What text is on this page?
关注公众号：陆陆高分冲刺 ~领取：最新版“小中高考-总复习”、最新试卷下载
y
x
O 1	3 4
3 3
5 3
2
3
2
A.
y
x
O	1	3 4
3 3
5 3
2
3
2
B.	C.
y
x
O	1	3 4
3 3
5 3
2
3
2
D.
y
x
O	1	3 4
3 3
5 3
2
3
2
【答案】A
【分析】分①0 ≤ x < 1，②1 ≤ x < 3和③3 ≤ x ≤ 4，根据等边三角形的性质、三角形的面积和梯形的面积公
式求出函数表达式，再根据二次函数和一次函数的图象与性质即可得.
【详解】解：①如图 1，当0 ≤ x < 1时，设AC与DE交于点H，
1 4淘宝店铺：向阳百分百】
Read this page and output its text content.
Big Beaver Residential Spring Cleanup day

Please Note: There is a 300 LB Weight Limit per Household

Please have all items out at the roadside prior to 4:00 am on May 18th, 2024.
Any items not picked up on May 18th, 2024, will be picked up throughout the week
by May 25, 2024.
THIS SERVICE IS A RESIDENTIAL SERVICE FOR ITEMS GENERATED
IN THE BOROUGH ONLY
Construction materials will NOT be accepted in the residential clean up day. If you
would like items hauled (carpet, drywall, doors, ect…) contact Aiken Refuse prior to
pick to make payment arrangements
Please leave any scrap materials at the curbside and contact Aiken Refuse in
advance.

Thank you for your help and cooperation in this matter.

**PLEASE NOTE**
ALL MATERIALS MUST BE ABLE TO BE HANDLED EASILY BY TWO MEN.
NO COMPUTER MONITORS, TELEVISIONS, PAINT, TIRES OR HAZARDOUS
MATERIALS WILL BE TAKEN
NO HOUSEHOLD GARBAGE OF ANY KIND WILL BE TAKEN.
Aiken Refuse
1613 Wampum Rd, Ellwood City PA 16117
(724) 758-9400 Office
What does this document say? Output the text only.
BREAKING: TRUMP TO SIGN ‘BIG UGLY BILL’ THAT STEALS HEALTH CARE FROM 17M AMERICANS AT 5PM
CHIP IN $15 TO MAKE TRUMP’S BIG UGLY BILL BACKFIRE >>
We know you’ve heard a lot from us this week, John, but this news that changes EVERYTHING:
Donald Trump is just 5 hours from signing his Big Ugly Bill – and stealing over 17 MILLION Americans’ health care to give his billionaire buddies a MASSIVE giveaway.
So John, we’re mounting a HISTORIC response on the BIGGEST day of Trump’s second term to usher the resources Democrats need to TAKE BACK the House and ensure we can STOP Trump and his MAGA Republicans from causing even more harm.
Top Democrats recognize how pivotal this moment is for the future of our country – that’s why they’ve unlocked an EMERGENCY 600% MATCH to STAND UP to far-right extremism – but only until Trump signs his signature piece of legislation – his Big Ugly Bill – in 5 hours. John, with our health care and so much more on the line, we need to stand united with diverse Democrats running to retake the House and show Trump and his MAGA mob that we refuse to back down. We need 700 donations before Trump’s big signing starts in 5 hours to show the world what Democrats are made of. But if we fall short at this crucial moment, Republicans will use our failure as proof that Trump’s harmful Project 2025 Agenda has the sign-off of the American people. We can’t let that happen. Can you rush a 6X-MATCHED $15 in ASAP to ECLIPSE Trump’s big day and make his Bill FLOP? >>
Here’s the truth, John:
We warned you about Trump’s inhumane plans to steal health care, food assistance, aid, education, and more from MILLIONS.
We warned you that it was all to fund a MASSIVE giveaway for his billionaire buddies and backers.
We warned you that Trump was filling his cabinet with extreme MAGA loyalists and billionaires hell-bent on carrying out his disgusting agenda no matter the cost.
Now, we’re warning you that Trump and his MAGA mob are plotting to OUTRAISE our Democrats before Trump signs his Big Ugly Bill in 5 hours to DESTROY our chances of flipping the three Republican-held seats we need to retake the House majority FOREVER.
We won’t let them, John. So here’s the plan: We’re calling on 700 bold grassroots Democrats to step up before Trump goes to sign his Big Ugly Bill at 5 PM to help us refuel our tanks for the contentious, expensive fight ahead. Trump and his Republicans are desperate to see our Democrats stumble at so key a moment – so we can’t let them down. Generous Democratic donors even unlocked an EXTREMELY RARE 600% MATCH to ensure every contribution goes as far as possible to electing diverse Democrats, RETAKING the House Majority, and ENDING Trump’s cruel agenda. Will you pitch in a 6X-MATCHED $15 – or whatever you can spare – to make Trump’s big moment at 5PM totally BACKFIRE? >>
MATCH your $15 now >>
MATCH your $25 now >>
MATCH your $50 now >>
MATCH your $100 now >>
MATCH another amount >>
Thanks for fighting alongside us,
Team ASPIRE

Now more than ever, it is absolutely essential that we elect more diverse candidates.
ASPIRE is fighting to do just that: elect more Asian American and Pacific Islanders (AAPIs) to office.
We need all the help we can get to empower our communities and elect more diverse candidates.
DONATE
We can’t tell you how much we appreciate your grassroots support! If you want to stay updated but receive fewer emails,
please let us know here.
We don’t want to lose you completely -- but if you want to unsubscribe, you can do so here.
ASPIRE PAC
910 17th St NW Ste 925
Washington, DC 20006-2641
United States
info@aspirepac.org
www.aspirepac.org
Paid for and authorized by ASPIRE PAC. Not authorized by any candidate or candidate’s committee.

____

▶ _DESCRIPTION OF THE TASK_
Look through the data above. Find each line with the string "signs" and copy it.

▶ _RESULT OF THE EXERCISE_
Top Democrats recognize how pivotal this moment is for the future of our country – that’s why they’ve unlocked an EMERGENCY 600% MATCH to STAND UP to far-right extremism – but only until Trump signs his signature piece of legislation – his Big Ugly Bill – in 5 hours. John, with our health care and so much more on the line, we need to stand united with diverse Democrats running to retake the House and show Trump and his MAGA mob that we refuse to back down. We need 700 donations before Trump’s big signing starts in 5 hours to show the world what Democrats are made of. But if we fall short at this crucial moment, Republicans will use our failure as proof that Trump’s harmful Project 2025 Agenda has the sign-off of the American people. We can’t let that happen. Can you rush a 6X-MATCHED $15 in ASAP to ECLIPSE Trump’s big day and make his Bill FLOP? >>
Now, we’re warning you that Trump and his MAGA mob are plotting to OUTRAISE our Democrats before Trump signs his Big Ugly Bill in 5 hours to DESTROY our chances of flipping the three Republican-held seats we need to retake the House majority FOREVER.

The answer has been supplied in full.